The Super trim level was introduced at the 2007 New York Auto Show, featuring the 4.6 liter Northstar L37 V8; revised trim; an increase of 17 hp horsepower, and revised front styling and a rear spoiler.

All Lucernes received modest mid-cycle updates in 2008, adding optional blind spot monitoring and lane departure warning system and revised exterior colors. Two new trim levels, CXL Special Edition (with more standard features than regular CXL) and Super, were added for 2008.
The 2009 Lucerne received small upgades, including a new base engine, the 3.9 L GM High Value LZ9 V6, Bluetooth phone connectivity, and XM NavTraffic. Flex-fuel technology was made available at no additional cost.

For 2010, the Super's rocker panels, grille, and fog lights were added as standard equipment.

The 2011 Lucerne was largely unchanged. The last was built on June 15, 2011. The second generation LaCrosse replaced it as Buick's flagship sedan for 2012.

+---+

*Task to complete*
According to the text about the Buick Lucerne, what model replaced the Lucerne as Buick's flagship sedan for 2012?

Page layout parsing data
+---+

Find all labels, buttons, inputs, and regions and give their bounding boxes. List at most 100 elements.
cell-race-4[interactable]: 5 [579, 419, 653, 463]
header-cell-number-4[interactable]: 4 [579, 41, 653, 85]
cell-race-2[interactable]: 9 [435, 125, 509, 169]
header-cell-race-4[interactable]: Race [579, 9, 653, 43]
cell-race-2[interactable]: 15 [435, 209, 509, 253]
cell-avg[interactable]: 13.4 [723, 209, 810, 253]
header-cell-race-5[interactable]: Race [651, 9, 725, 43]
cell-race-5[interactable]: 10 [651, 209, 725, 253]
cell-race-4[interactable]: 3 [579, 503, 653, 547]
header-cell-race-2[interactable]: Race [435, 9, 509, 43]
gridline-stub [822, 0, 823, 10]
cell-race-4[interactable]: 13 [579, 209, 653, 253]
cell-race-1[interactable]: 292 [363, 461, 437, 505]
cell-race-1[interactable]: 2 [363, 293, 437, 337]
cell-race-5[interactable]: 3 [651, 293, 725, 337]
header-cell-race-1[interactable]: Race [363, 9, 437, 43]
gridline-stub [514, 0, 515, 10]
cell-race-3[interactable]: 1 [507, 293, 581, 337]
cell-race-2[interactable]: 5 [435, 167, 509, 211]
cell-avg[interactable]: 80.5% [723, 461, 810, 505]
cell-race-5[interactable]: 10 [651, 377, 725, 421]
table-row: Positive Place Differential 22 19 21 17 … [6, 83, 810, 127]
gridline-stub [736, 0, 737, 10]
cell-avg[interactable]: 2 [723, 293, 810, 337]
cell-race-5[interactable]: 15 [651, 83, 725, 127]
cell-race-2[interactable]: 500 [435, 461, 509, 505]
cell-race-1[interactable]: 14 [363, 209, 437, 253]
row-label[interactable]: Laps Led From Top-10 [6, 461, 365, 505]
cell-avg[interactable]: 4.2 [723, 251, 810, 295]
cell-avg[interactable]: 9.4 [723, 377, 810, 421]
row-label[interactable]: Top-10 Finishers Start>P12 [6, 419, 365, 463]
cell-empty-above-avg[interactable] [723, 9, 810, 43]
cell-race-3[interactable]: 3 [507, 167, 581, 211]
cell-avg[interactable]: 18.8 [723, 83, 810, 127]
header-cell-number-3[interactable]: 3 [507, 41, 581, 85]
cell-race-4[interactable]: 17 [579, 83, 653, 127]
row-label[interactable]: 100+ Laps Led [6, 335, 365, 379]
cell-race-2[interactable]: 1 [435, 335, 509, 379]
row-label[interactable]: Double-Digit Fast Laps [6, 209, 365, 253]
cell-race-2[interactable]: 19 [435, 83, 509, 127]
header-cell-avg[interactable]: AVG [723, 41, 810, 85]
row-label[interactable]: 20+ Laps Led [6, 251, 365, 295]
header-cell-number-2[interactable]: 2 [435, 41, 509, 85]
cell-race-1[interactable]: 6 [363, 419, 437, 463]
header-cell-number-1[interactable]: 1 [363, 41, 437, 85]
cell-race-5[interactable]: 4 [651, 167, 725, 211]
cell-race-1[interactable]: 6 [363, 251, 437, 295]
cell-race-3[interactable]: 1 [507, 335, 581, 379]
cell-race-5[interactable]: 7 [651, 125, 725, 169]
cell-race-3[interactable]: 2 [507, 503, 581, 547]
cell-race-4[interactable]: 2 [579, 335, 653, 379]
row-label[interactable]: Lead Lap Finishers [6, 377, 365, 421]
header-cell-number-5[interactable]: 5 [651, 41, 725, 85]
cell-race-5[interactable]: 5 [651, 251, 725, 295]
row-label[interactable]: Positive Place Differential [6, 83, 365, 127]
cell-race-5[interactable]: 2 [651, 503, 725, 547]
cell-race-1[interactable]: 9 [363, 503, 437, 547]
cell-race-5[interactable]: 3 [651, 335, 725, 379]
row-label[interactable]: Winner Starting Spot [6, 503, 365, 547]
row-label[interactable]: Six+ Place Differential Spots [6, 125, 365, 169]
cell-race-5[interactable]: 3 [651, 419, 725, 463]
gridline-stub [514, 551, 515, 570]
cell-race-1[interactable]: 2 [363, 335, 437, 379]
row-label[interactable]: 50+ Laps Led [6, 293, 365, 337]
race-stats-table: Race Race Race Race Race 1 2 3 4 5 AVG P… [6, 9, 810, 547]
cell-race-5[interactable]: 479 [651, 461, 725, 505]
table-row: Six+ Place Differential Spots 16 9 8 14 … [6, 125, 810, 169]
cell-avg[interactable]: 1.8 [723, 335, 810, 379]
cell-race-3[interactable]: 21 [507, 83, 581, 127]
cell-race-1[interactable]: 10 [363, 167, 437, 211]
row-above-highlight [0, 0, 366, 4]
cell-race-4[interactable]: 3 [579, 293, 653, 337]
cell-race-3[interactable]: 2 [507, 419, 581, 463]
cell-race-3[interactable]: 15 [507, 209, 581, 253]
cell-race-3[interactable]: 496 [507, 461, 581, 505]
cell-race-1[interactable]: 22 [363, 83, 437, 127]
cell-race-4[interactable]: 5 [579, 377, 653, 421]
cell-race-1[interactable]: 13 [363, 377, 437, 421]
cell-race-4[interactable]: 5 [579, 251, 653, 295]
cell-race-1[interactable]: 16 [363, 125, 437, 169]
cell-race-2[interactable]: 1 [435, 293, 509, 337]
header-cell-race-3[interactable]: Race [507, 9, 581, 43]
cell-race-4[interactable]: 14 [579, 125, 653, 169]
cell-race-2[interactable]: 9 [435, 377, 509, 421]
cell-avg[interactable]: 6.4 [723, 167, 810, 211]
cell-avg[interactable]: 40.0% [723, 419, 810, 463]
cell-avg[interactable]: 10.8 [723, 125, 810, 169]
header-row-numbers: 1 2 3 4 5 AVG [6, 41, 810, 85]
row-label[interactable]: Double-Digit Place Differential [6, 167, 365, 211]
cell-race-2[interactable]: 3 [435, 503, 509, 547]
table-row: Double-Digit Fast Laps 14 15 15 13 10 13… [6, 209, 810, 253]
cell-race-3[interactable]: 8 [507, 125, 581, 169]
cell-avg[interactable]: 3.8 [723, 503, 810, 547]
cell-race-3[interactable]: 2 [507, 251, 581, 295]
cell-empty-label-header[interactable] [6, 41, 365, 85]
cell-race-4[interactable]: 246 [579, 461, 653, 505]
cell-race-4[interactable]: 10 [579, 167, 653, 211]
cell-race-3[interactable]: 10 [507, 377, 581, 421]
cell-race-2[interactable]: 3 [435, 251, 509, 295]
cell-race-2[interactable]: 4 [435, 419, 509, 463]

+---+

*Answer box*
The second generation LaCrosse.